● Task statement
Copy the listing verbatim from the line containing "more-banner: Pour en" down to the line containing "city-label: Carpentras bbox=[176, 1207, 213, 1214]", with both of those lines included.

● Given information
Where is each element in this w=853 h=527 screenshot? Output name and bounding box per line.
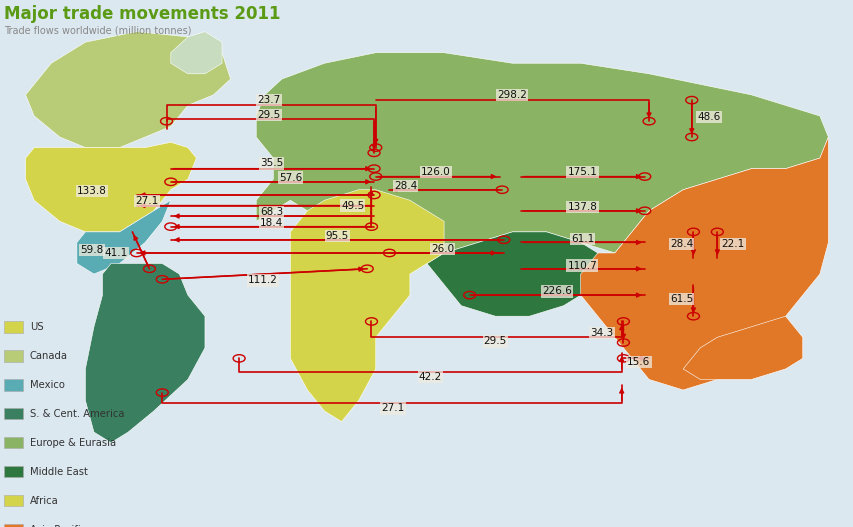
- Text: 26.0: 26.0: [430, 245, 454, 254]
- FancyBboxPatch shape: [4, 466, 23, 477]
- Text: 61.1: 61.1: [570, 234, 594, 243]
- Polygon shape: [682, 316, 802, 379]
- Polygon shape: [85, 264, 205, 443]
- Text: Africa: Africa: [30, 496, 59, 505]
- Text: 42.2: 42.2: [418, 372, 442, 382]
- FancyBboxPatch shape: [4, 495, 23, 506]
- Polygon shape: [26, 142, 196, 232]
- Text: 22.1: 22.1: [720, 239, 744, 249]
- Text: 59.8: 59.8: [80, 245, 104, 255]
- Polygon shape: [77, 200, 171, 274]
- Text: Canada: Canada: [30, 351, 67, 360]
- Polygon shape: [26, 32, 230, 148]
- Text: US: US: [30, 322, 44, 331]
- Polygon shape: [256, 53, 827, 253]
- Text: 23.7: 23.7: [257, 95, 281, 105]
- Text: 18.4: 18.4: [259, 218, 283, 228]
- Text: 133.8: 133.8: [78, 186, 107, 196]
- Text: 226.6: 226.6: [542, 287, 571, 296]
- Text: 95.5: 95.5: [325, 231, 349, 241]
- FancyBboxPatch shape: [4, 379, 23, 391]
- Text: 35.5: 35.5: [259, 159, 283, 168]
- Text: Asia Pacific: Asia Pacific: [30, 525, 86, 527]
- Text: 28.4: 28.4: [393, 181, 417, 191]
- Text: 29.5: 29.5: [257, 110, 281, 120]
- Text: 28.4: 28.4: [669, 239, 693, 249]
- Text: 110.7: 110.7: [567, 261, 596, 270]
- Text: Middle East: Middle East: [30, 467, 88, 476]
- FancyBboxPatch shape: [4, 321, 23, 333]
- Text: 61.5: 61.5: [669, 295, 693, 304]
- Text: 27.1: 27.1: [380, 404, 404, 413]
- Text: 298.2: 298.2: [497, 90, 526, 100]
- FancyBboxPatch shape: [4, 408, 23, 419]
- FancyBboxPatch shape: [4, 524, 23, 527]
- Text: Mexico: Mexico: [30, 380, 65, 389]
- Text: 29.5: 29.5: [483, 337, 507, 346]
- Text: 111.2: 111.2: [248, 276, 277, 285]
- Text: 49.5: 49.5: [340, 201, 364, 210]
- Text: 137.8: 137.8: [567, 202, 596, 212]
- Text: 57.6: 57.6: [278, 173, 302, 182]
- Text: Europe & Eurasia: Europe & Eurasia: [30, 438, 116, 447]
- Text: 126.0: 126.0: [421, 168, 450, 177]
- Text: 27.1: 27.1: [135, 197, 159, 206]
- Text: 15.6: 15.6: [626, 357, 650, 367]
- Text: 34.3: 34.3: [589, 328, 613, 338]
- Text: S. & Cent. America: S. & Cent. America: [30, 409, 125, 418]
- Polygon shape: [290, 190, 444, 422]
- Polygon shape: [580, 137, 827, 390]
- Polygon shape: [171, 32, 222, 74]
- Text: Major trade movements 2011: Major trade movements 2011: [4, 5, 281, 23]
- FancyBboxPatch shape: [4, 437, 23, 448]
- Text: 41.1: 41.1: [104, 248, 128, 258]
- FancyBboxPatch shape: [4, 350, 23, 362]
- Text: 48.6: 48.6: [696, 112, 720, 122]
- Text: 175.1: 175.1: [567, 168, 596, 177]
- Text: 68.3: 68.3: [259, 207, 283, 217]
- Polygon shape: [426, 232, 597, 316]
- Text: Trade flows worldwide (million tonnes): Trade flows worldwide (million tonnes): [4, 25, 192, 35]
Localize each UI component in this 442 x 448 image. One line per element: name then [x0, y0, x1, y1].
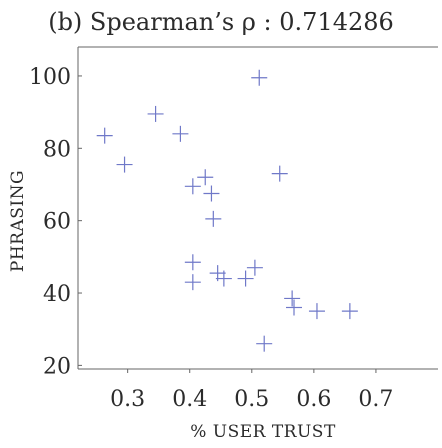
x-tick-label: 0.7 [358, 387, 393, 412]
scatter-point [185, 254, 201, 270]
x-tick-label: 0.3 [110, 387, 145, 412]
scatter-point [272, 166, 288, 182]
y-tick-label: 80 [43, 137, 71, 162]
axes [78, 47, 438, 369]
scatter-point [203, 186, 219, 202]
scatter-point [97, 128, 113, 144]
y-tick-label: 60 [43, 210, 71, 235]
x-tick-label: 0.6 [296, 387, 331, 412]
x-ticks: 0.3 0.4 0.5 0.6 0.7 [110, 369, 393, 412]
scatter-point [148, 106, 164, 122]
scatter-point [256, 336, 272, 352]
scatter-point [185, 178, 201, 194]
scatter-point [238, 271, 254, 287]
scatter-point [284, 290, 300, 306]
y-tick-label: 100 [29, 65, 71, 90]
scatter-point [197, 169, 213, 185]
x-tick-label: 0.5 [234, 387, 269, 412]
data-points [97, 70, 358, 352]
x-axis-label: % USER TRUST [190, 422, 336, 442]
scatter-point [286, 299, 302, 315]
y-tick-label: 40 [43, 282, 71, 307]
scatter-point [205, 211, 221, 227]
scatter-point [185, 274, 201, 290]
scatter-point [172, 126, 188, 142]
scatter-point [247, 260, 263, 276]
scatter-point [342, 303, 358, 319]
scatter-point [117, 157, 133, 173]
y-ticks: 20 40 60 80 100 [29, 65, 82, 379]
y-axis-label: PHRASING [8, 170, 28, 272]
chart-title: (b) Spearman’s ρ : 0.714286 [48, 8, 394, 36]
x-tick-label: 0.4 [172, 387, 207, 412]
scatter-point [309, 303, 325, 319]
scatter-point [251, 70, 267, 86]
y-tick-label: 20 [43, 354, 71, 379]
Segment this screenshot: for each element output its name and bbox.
...
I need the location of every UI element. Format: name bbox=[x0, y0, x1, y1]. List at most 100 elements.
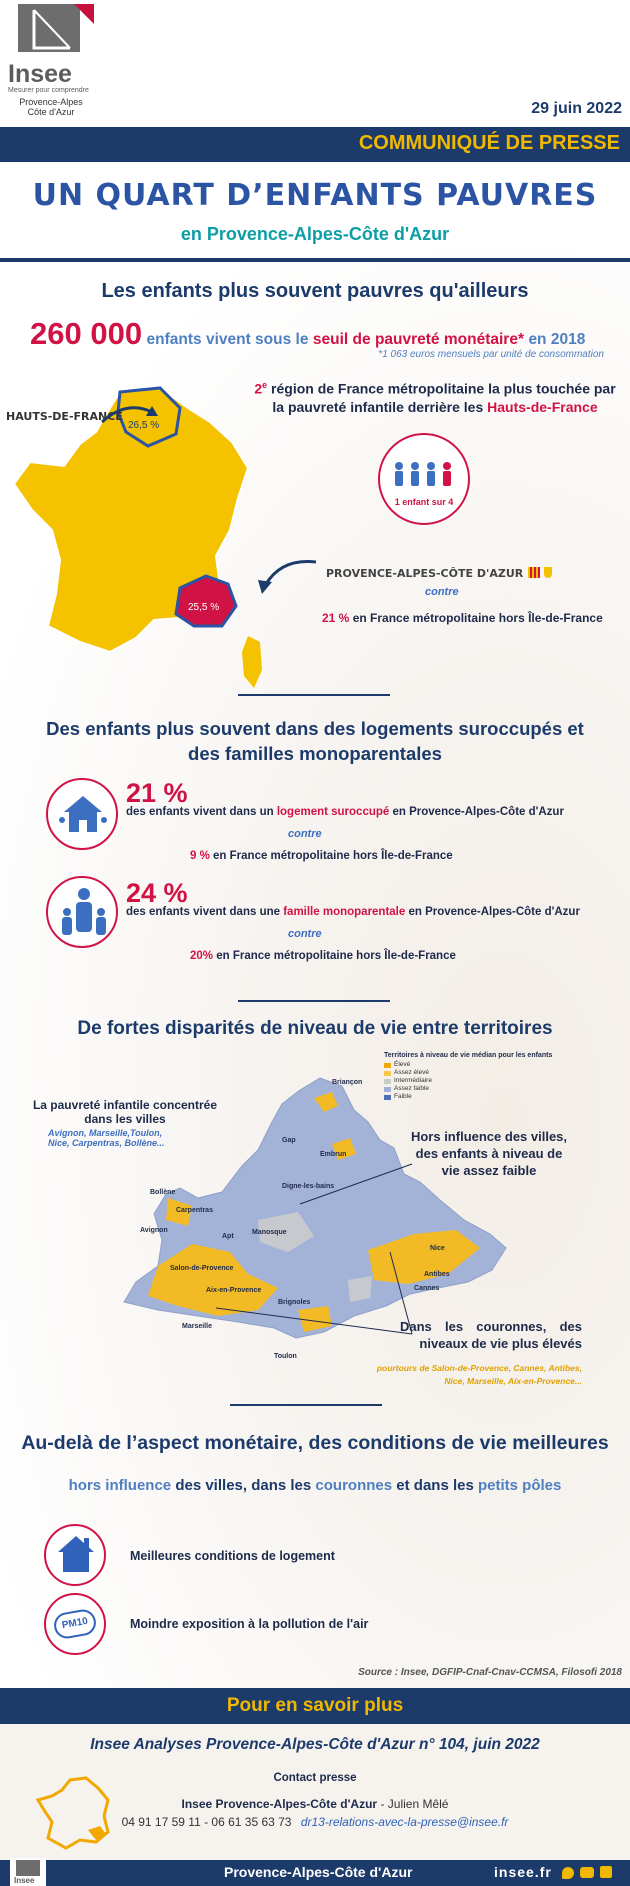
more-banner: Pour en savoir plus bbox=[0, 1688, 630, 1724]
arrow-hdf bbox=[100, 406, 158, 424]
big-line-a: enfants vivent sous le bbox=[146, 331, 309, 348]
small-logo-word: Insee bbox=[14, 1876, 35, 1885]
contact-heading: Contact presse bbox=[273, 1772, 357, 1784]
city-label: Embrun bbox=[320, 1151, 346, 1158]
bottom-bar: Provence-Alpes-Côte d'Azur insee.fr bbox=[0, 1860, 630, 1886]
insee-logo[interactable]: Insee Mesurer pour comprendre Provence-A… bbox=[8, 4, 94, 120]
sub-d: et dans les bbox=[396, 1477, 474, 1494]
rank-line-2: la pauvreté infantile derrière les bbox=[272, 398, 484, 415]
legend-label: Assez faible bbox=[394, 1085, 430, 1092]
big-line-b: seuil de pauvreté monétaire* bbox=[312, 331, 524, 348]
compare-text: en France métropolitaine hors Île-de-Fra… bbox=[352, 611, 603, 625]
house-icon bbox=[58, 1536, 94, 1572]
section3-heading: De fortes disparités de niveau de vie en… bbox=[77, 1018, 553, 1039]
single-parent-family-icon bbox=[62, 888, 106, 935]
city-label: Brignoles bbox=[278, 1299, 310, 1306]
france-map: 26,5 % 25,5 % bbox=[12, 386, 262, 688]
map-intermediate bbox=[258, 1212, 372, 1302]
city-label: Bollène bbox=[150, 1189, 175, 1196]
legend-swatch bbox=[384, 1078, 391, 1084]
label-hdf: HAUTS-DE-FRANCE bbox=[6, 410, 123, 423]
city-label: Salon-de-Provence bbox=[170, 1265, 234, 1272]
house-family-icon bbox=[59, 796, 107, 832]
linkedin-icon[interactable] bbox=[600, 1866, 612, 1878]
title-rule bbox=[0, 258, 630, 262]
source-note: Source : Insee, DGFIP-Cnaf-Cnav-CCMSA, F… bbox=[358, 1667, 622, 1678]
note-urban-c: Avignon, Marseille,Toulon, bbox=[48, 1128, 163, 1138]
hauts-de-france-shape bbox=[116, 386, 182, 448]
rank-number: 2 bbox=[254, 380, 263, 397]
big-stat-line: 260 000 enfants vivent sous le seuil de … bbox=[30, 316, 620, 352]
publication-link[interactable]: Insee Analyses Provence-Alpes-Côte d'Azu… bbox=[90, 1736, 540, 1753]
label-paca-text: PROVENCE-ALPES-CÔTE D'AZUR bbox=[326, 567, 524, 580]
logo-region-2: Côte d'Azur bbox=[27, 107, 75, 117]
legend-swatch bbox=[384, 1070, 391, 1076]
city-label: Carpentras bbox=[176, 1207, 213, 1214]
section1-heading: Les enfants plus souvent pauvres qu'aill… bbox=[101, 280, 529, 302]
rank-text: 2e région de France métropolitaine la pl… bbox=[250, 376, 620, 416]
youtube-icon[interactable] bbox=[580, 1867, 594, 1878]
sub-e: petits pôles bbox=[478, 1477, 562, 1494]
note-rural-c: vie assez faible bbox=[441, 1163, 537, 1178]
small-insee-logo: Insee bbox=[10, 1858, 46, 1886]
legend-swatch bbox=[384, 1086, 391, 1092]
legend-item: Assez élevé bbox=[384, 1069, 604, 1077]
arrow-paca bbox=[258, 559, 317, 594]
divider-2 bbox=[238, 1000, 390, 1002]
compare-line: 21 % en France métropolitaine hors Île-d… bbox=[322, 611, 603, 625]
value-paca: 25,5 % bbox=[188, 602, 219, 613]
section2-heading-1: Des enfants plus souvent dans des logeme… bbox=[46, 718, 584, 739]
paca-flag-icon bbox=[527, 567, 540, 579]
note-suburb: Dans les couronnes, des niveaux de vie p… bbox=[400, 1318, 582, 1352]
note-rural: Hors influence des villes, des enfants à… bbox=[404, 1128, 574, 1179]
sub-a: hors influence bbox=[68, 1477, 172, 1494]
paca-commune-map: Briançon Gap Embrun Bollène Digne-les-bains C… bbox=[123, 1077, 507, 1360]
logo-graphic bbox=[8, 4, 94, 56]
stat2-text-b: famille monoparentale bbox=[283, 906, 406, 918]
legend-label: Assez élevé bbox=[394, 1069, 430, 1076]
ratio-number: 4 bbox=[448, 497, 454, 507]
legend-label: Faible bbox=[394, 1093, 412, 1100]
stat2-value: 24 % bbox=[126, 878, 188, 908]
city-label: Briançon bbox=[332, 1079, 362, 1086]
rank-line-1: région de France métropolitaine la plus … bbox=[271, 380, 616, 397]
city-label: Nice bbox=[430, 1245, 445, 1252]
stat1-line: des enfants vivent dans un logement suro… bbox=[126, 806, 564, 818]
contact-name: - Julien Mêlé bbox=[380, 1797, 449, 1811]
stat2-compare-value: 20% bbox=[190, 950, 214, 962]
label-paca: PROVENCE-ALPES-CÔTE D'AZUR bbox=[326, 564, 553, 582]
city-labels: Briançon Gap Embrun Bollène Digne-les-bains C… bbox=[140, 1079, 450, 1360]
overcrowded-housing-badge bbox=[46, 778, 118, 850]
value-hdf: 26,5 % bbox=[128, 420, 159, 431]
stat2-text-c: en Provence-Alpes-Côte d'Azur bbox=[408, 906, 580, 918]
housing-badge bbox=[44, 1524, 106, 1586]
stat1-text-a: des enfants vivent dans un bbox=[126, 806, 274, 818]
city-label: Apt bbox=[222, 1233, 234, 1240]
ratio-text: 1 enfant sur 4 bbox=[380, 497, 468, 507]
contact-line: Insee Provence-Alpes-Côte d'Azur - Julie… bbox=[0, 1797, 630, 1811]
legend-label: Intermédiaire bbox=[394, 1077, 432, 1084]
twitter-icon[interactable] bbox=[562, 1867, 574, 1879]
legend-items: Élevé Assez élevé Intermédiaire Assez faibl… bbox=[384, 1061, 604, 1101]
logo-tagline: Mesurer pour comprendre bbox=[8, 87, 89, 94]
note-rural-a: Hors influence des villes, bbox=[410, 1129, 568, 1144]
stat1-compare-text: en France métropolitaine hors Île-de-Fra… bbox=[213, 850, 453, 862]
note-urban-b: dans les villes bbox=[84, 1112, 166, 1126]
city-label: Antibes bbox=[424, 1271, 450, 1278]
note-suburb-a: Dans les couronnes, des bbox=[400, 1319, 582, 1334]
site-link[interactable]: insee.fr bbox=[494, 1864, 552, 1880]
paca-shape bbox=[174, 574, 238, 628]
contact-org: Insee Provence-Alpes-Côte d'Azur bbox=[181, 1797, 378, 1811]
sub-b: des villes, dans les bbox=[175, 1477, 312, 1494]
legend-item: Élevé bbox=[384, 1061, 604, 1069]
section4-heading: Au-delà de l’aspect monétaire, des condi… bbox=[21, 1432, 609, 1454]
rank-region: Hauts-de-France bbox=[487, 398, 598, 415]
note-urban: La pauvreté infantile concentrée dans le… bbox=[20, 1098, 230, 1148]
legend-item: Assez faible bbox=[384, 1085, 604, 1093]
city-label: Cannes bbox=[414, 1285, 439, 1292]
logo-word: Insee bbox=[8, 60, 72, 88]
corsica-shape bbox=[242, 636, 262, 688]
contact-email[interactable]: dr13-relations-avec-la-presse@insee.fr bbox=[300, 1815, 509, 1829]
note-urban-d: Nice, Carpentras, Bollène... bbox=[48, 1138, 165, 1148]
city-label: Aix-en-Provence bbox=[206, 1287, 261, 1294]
...
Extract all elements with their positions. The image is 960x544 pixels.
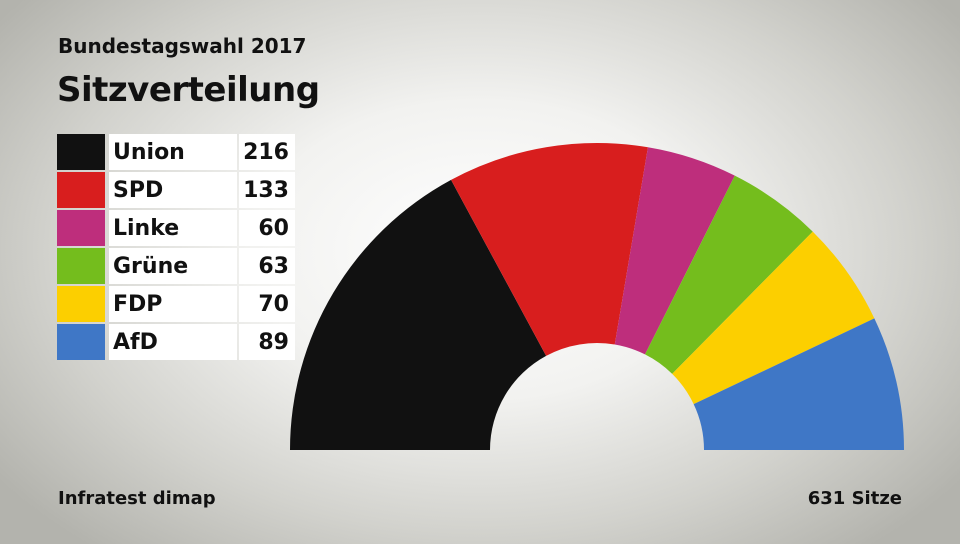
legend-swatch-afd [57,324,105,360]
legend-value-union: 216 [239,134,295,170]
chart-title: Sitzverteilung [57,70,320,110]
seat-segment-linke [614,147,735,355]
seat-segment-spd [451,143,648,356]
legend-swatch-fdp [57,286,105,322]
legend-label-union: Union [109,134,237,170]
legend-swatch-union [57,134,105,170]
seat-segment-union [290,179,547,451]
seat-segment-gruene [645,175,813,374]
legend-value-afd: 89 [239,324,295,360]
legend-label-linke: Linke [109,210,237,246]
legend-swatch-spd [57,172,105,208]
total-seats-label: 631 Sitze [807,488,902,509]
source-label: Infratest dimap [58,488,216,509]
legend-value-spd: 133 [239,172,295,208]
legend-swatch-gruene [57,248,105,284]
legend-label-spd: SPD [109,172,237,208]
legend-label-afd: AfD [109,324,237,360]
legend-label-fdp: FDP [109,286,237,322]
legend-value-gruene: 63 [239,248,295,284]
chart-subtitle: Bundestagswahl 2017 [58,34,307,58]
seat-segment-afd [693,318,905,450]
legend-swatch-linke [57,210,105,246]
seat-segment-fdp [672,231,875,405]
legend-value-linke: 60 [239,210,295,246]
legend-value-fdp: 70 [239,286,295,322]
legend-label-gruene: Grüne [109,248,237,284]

● Task output
more-banner: Pour en savoir plus bbox=[0, 1688, 630, 1724]
arrow-hdf bbox=[100, 406, 158, 424]
big-line-a: enfants vivent sous le bbox=[146, 331, 309, 348]
small-logo-word: Insee bbox=[14, 1876, 35, 1885]
contact-heading: Contact presse bbox=[273, 1772, 357, 1784]
city-label: Embrun bbox=[320, 1151, 346, 1158]
bottom-bar: Provence-Alpes-Côte d'Azur insee.fr bbox=[0, 1860, 630, 1886]
insee-logo[interactable]: Insee Mesurer pour comprendre Provence-A… bbox=[8, 4, 94, 120]
sub-d: et dans les bbox=[396, 1477, 474, 1494]
rank-line-2: la pauvreté infantile derrière les bbox=[272, 398, 484, 415]
legend-label: Assez faible bbox=[394, 1085, 430, 1092]
big-line-b: seuil de pauvreté monétaire* bbox=[312, 331, 524, 348]
compare-text: en France métropolitaine hors Île-de-Fra… bbox=[352, 611, 603, 625]
house-icon bbox=[58, 1536, 94, 1572]
section3-heading: De fortes disparités de niveau de vie en… bbox=[77, 1018, 553, 1039]
single-parent-family-icon bbox=[62, 888, 106, 935]
city-label: Brignoles bbox=[278, 1299, 310, 1306]
france-map: 26,5 % 25,5 % bbox=[12, 386, 262, 688]
map-intermediate bbox=[258, 1212, 372, 1302]
city-label: Bollène bbox=[150, 1189, 175, 1196]
legend-swatch bbox=[384, 1078, 391, 1084]
label-hdf: HAUTS-DE-FRANCE bbox=[6, 410, 123, 423]
city-label: Salon-de-Provence bbox=[170, 1265, 234, 1272]
house-family-icon bbox=[59, 796, 107, 832]
linkedin-icon[interactable] bbox=[600, 1866, 612, 1878]
title-rule bbox=[0, 258, 630, 262]
source-note: Source : Insee, DGFIP-Cnaf-Cnav-CCMSA, F… bbox=[358, 1667, 622, 1678]
note-urban-c: Avignon, Marseille,Toulon, bbox=[48, 1128, 163, 1138]
hauts-de-france-shape bbox=[116, 386, 182, 448]
rank-number: 2 bbox=[254, 380, 263, 397]
big-stat-line: 260 000 enfants vivent sous le seuil de … bbox=[30, 316, 620, 352]
publication-link[interactable]: Insee Analyses Provence-Alpes-Côte d'Azu… bbox=[90, 1736, 540, 1753]
label-paca-text: PROVENCE-ALPES-CÔTE D'AZUR bbox=[326, 567, 524, 580]
logo-region-2: Côte d'Azur bbox=[27, 107, 75, 117]
legend-swatch bbox=[384, 1070, 391, 1076]
city-label: Carpentras bbox=[176, 1207, 213, 1214]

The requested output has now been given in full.